-- BEGIN GIVEN INFORMATION --

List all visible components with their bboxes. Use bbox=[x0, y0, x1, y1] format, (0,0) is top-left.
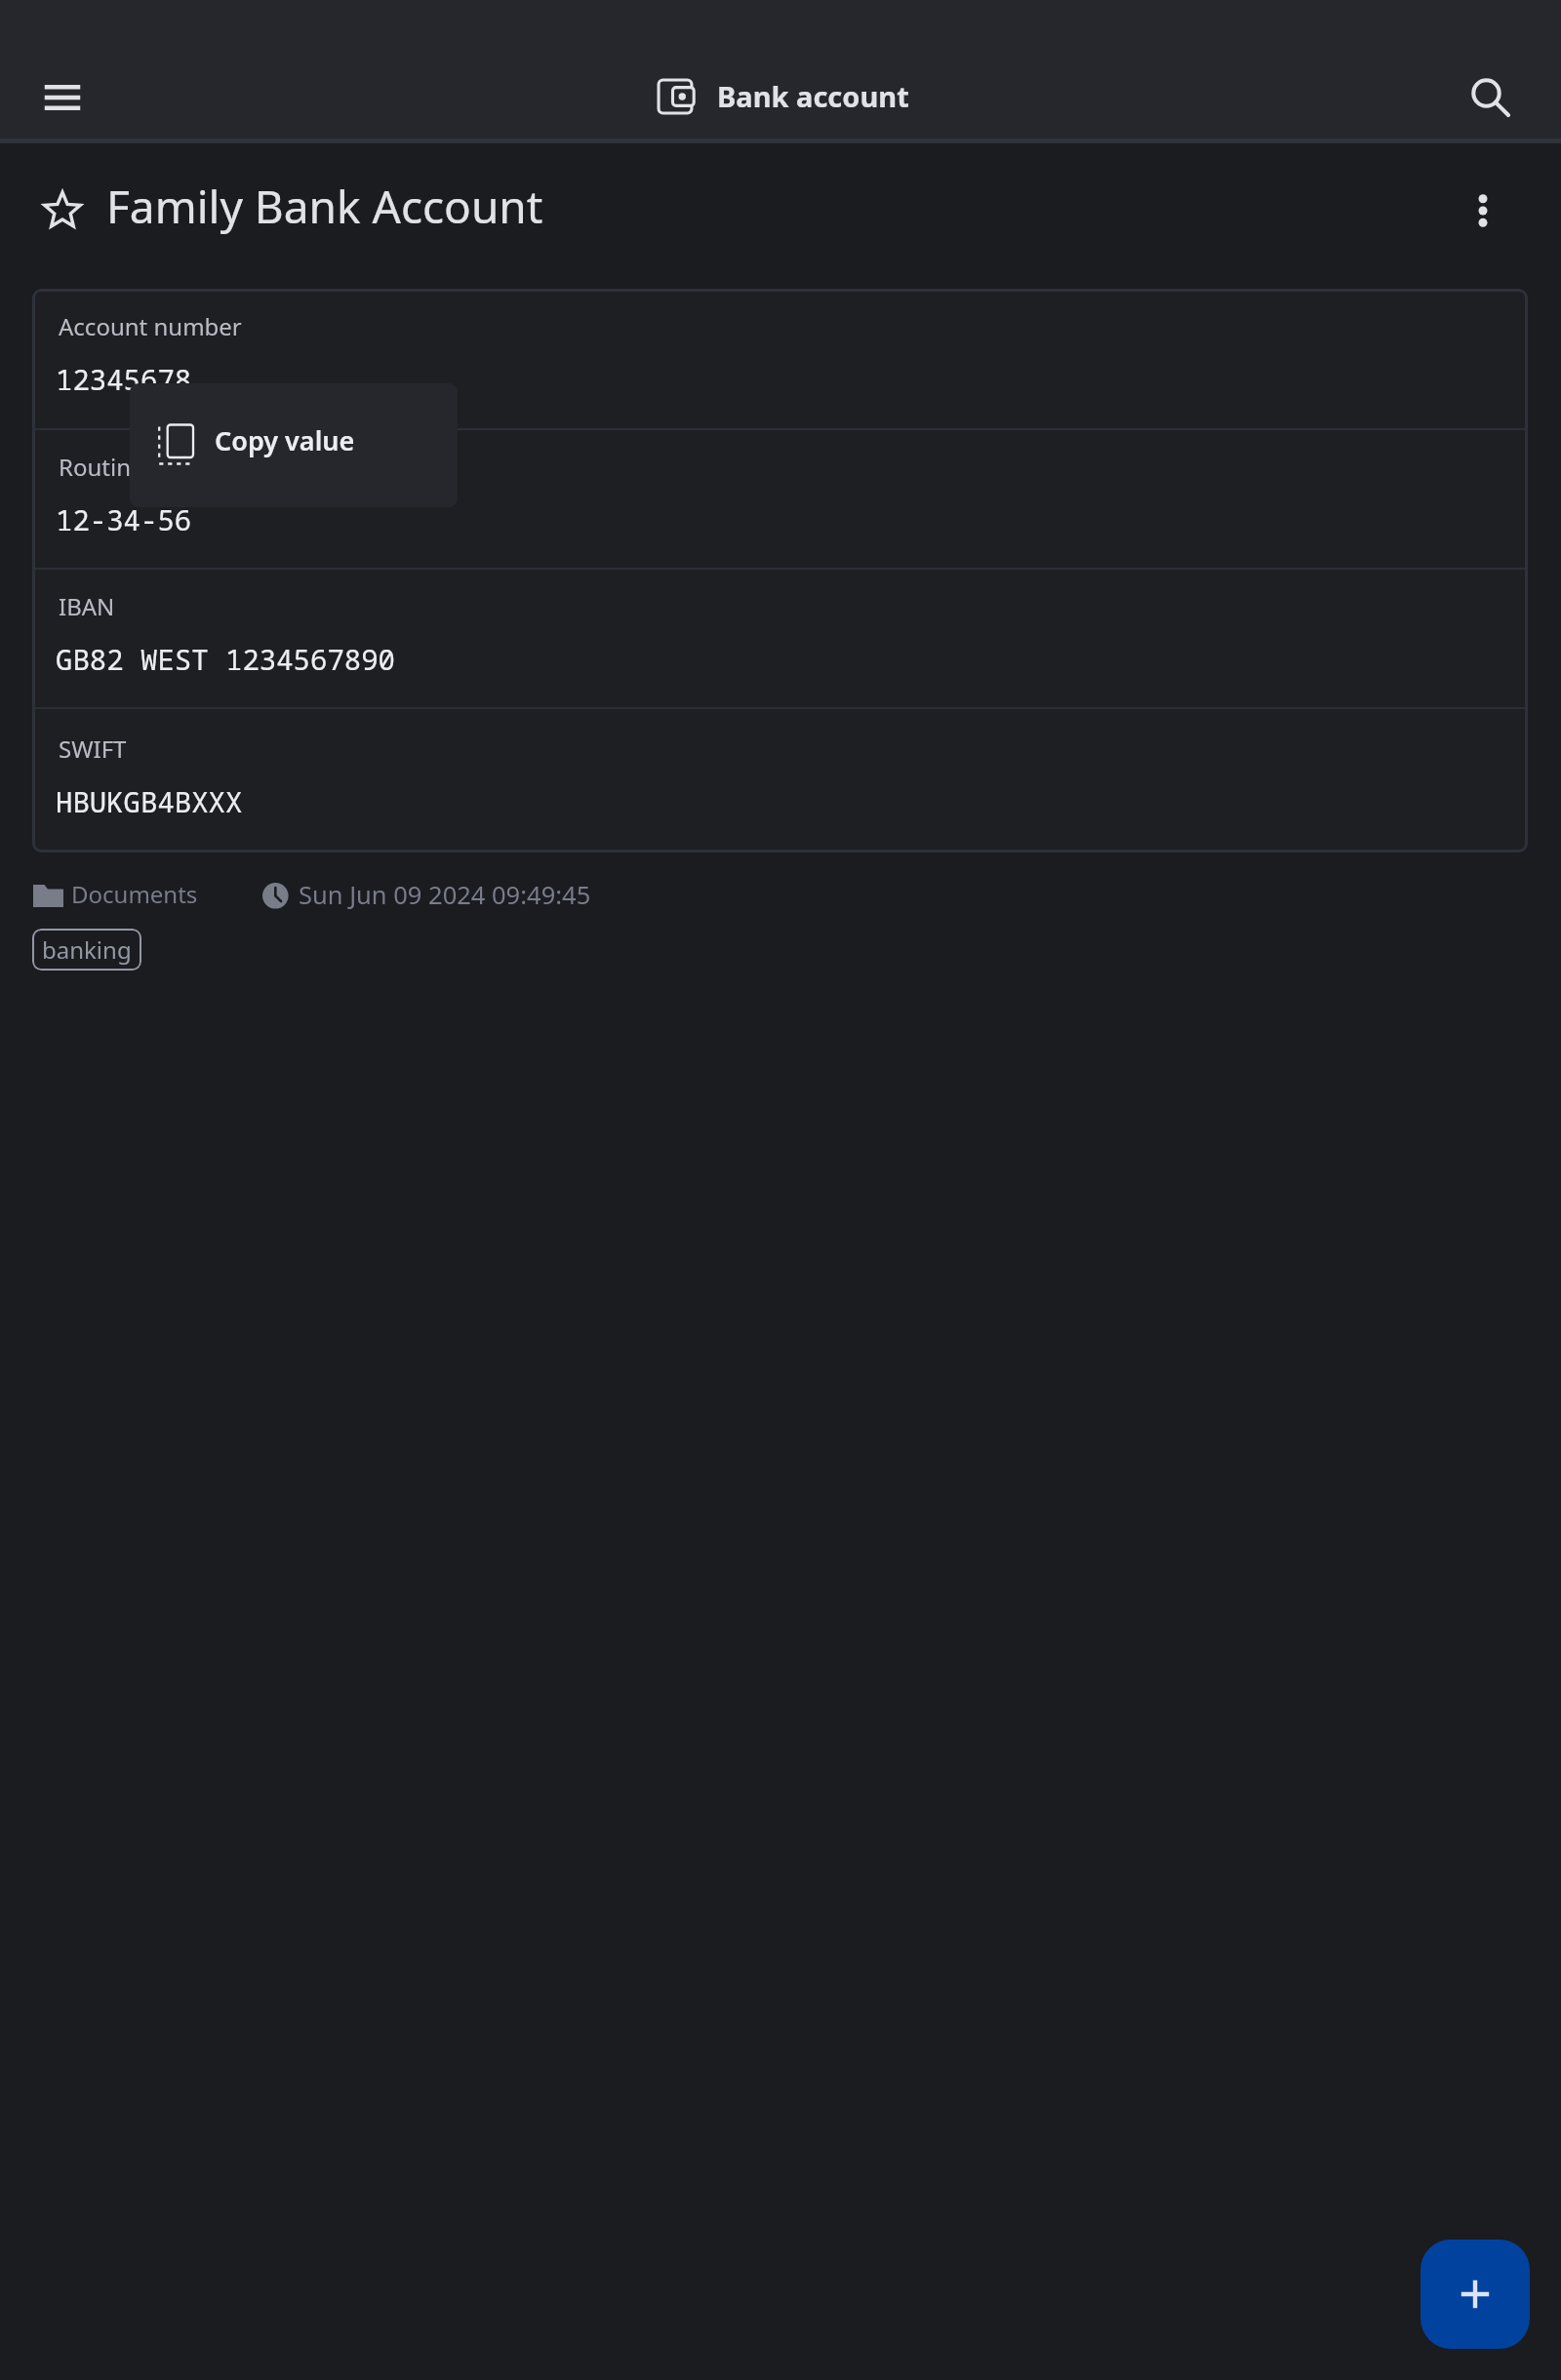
staticText: Copy value bbox=[215, 422, 355, 458]
staticText: SWIFT bbox=[59, 733, 127, 765]
staticText: banking bbox=[42, 933, 132, 966]
button[interactable]: Search bbox=[1453, 60, 1529, 136]
staticText: HBUKGB4BXXX bbox=[56, 782, 243, 820]
staticText: Documents bbox=[71, 878, 198, 910]
staticText: Routing number bbox=[59, 451, 240, 483]
button[interactable]: Toggle favourite bbox=[43, 190, 82, 228]
staticText: IBAN bbox=[59, 590, 115, 622]
staticText: 12345678 bbox=[56, 360, 192, 398]
button[interactable]: Add item bbox=[1421, 2240, 1530, 2349]
staticText: Sun Jun 09 2024 09:49:45 bbox=[299, 878, 591, 912]
button[interactable]: Account number bbox=[32, 289, 1528, 428]
button[interactable]: banking bbox=[32, 929, 141, 971]
staticText: Bank account bbox=[717, 77, 909, 115]
button[interactable]: IBAN bbox=[32, 570, 1528, 707]
staticText: GB82 WEST 1234567890 bbox=[56, 640, 396, 678]
staticText: Account number bbox=[59, 310, 242, 342]
staticText: 12-34-56 bbox=[56, 500, 192, 538]
button[interactable]: More options bbox=[1450, 178, 1516, 244]
button[interactable]: Copy value bbox=[130, 383, 458, 507]
button[interactable]: Open navigation menu bbox=[24, 60, 100, 136]
button[interactable]: SWIFT bbox=[32, 709, 1528, 853]
staticText: Family Bank Account bbox=[106, 176, 543, 237]
button[interactable]: Routing number bbox=[32, 430, 1528, 568]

-- END GIVEN INFORMATION --

GIVEN TASK -
Reproduce every line of the records verbatim, omitting the picture placeholders from your answer.

RESPONSE -
List all visible components with their bboxes. Use bbox=[x0, y0, x1, y1] format, (0,0) is top-left.
staticText: Copy value bbox=[215, 422, 355, 458]
staticText: SWIFT bbox=[59, 733, 127, 765]
staticText: banking bbox=[42, 933, 132, 966]
button[interactable]: Search bbox=[1453, 60, 1529, 136]
staticText: HBUKGB4BXXX bbox=[56, 782, 243, 820]
staticText: Documents bbox=[71, 878, 198, 910]
staticText: Routing number bbox=[59, 451, 240, 483]
button[interactable]: Toggle favourite bbox=[43, 190, 82, 228]
staticText: IBAN bbox=[59, 590, 115, 622]
staticText: 12345678 bbox=[56, 360, 192, 398]
button[interactable]: Add item bbox=[1421, 2240, 1530, 2349]
staticText: Sun Jun 09 2024 09:49:45 bbox=[299, 878, 591, 912]
button[interactable]: Account number bbox=[32, 289, 1528, 428]
button[interactable]: banking bbox=[32, 929, 141, 971]
staticText: Bank account bbox=[717, 77, 909, 115]
button[interactable]: IBAN bbox=[32, 570, 1528, 707]
staticText: GB82 WEST 1234567890 bbox=[56, 640, 396, 678]
staticText: Account number bbox=[59, 310, 242, 342]
staticText: 12-34-56 bbox=[56, 500, 192, 538]
button[interactable]: More options bbox=[1450, 178, 1516, 244]
button[interactable]: Copy value bbox=[130, 383, 458, 507]
button[interactable]: Open navigation menu bbox=[24, 60, 100, 136]
button[interactable]: SWIFT bbox=[32, 709, 1528, 853]
staticText: Family Bank Account bbox=[106, 176, 543, 237]
button[interactable]: Routing number bbox=[32, 430, 1528, 568]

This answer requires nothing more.